Copy out all of the data below with no alterations.

>> start Supplied material

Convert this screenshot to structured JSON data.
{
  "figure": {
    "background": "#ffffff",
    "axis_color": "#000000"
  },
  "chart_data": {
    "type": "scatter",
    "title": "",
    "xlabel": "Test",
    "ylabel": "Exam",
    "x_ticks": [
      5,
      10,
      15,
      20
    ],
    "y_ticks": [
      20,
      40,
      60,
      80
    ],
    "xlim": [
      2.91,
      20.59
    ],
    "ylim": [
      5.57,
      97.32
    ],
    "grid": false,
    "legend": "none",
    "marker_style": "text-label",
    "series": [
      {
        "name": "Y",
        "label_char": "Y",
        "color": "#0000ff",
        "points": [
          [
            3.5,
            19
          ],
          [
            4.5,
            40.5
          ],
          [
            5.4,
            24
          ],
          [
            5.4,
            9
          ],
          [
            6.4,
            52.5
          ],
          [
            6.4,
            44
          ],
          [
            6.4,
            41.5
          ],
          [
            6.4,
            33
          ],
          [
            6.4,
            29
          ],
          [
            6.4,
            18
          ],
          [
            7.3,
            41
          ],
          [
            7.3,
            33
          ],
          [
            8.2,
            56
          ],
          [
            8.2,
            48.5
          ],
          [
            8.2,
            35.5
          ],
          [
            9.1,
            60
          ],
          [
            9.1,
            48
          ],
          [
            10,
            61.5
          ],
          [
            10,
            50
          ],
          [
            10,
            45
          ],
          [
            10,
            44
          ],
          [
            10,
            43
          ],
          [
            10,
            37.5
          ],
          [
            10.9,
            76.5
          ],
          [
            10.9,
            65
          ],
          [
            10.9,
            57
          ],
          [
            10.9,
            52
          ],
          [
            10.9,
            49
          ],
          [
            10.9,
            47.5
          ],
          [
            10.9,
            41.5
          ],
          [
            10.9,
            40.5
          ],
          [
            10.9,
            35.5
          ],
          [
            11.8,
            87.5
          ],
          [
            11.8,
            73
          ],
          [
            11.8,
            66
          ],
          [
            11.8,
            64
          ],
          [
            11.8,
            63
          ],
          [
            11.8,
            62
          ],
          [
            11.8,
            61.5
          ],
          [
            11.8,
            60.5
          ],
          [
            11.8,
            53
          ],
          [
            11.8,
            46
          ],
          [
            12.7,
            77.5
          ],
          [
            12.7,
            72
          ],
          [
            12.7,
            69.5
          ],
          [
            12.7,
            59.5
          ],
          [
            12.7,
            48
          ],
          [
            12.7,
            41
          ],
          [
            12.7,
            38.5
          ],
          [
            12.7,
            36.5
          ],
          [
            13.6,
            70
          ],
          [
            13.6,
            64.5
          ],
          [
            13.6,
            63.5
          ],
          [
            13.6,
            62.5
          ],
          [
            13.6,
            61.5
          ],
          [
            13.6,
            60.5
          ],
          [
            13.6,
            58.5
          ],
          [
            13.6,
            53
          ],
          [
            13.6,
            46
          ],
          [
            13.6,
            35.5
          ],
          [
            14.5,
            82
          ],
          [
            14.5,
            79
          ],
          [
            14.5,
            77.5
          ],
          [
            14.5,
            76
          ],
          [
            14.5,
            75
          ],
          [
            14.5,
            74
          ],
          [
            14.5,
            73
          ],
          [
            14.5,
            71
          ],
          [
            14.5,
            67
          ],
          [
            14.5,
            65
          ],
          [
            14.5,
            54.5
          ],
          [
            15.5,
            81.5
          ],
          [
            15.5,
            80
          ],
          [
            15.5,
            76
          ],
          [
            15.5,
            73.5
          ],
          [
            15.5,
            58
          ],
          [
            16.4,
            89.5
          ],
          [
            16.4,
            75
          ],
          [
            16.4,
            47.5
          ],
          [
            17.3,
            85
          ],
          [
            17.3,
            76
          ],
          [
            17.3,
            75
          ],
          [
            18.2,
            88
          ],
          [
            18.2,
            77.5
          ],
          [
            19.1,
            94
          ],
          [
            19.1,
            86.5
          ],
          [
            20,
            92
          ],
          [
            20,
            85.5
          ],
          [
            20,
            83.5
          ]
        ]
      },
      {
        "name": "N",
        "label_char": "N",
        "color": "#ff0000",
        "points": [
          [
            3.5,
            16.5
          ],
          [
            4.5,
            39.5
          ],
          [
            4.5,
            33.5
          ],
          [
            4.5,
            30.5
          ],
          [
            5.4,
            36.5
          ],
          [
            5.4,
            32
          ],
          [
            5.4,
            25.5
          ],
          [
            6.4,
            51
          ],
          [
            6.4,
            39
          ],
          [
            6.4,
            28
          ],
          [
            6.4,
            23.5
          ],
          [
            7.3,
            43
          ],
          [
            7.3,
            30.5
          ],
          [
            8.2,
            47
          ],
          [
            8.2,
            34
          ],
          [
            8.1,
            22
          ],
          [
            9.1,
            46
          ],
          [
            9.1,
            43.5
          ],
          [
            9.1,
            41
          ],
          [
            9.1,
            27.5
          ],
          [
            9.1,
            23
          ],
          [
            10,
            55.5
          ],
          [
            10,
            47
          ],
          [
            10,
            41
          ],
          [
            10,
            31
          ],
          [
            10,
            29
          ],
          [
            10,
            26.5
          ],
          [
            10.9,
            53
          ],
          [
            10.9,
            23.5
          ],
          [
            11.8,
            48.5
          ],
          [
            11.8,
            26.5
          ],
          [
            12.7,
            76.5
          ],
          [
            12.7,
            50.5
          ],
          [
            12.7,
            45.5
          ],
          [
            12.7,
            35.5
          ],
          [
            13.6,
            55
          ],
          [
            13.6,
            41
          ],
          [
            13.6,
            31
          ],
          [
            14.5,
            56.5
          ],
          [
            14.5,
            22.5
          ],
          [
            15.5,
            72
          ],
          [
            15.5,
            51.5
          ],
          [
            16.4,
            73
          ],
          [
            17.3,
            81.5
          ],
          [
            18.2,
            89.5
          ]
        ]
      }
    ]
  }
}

>> end Supplied material

Exercise answer:
Convert this screenshot to structured JSON data.
{
  "figure": {
    "background": "#ffffff",
    "axis_color": "#000000"
  },
  "chart_data": {
    "type": "scatter",
    "title": "",
    "xlabel": "Test",
    "ylabel": "Exam",
    "x_ticks": [
      5,
      10,
      15,
      20
    ],
    "y_ticks": [
      20,
      40,
      60,
      80
    ],
    "xlim": [
      2.91,
      20.59
    ],
    "ylim": [
      5.57,
      97.32
    ],
    "grid": false,
    "legend": "none",
    "marker_style": "text-label",
    "series": [
      {
        "name": "Y",
        "label_char": "Y",
        "color": "#0000ff",
        "points": [
          [
            3.5,
            19
          ],
          [
            4.5,
            40.5
          ],
          [
            5.4,
            24
          ],
          [
            5.4,
            9
          ],
          [
            6.4,
            52.5
          ],
          [
            6.4,
            44
          ],
          [
            6.4,
            41.5
          ],
          [
            6.4,
            33
          ],
          [
            6.4,
            29
          ],
          [
            6.4,
            18
          ],
          [
            7.3,
            41
          ],
          [
            7.3,
            33
          ],
          [
            8.2,
            56
          ],
          [
            8.2,
            48.5
          ],
          [
            8.2,
            35.5
          ],
          [
            9.1,
            60
          ],
          [
            9.1,
            48
          ],
          [
            10,
            61.5
          ],
          [
            10,
            50
          ],
          [
            10,
            45
          ],
          [
            10,
            44
          ],
          [
            10,
            43
          ],
          [
            10,
            37.5
          ],
          [
            10.9,
            76.5
          ],
          [
            10.9,
            65
          ],
          [
            10.9,
            57
          ],
          [
            10.9,
            52
          ],
          [
            10.9,
            49
          ],
          [
            10.9,
            47.5
          ],
          [
            10.9,
            41.5
          ],
          [
            10.9,
            40.5
          ],
          [
            10.9,
            35.5
          ],
          [
            11.8,
            87.5
          ],
          [
            11.8,
            73
          ],
          [
            11.8,
            66
          ],
          [
            11.8,
            64
          ],
          [
            11.8,
            63
          ],
          [
            11.8,
            62
          ],
          [
            11.8,
            61.5
          ],
          [
            11.8,
            60.5
          ],
          [
            11.8,
            53
          ],
          [
            11.8,
            46
          ],
          [
            12.7,
            77.5
          ],
          [
            12.7,
            72
          ],
          [
            12.7,
            69.5
          ],
          [
            12.7,
            59.5
          ],
          [
            12.7,
            48
          ],
          [
            12.7,
            41
          ],
          [
            12.7,
            38.5
          ],
          [
            12.7,
            36.5
          ],
          [
            13.6,
            70
          ],
          [
            13.6,
            64.5
          ],
          [
            13.6,
            63.5
          ],
          [
            13.6,
            62.5
          ],
          [
            13.6,
            61.5
          ],
          [
            13.6,
            60.5
          ],
          [
            13.6,
            58.5
          ],
          [
            13.6,
            53
          ],
          [
            13.6,
            46
          ],
          [
            13.6,
            35.5
          ],
          [
            14.5,
            82
          ],
          [
            14.5,
            79
          ],
          [
            14.5,
            77.5
          ],
          [
            14.5,
            76
          ],
          [
            14.5,
            75
          ],
          [
            14.5,
            74
          ],
          [
            14.5,
            73
          ],
          [
            14.5,
            71
          ],
          [
            14.5,
            67
          ],
          [
            14.5,
            65
          ],
          [
            14.5,
            54.5
          ],
          [
            15.5,
            81.5
          ],
          [
            15.5,
            80
          ],
          [
            15.5,
            76
          ],
          [
            15.5,
            73.5
          ],
          [
            15.5,
            58
          ],
          [
            16.4,
            89.5
          ],
          [
            16.4,
            75
          ],
          [
            16.4,
            47.5
          ],
          [
            17.3,
            85
          ],
          [
            17.3,
            76
          ],
          [
            17.3,
            75
          ],
          [
            18.2,
            88
          ],
          [
            18.2,
            77.5
          ],
          [
            19.1,
            94
          ],
          [
            19.1,
            86.5
          ],
          [
            20,
            92
          ],
          [
            20,
            85.5
          ],
          [
            20,
            83.5
          ]
        ]
      },
      {
        "name": "N",
        "label_char": "N",
        "color": "#ff0000",
        "points": [
          [
            3.5,
            16.5
          ],
          [
            4.5,
            39.5
          ],
          [
            4.5,
            33.5
          ],
          [
            4.5,
            30.5
          ],
          [
            5.4,
            36.5
          ],
          [
            5.4,
            32
          ],
          [
            5.4,
            25.5
          ],
          [
            6.4,
            51
          ],
          [
            6.4,
            39
          ],
          [
            6.4,
            28
          ],
          [
            6.4,
            23.5
          ],
          [
            7.3,
            43
          ],
          [
            7.3,
            30.5
          ],
          [
            8.2,
            47
          ],
          [
            8.2,
            34
          ],
          [
            8.1,
            22
          ],
          [
            9.1,
            46
          ],
          [
            9.1,
            43.5
          ],
          [
            9.1,
            41
          ],
          [
            9.1,
            27.5
          ],
          [
            9.1,
            23
          ],
          [
            10,
            55.5
          ],
          [
            10,
            47
          ],
          [
            10,
            41
          ],
          [
            10,
            31
          ],
          [
            10,
            29
          ],
          [
            10,
            26.5
          ],
          [
            10.9,
            53
          ],
          [
            10.9,
            23.5
          ],
          [
            11.8,
            48.5
          ],
          [
            11.8,
            26.5
          ],
          [
            12.7,
            76.5
          ],
          [
            12.7,
            50.5
          ],
          [
            12.7,
            45.5
          ],
          [
            12.7,
            35.5
          ],
          [
            13.6,
            55
          ],
          [
            13.6,
            41
          ],
          [
            13.6,
            31
          ],
          [
            14.5,
            56.5
          ],
          [
            14.5,
            22.5
          ],
          [
            15.5,
            72
          ],
          [
            15.5,
            51.5
          ],
          [
            16.4,
            73
          ],
          [
            17.3,
            81.5
          ],
          [
            18.2,
            89.5
          ]
        ]
      }
    ]
  }
}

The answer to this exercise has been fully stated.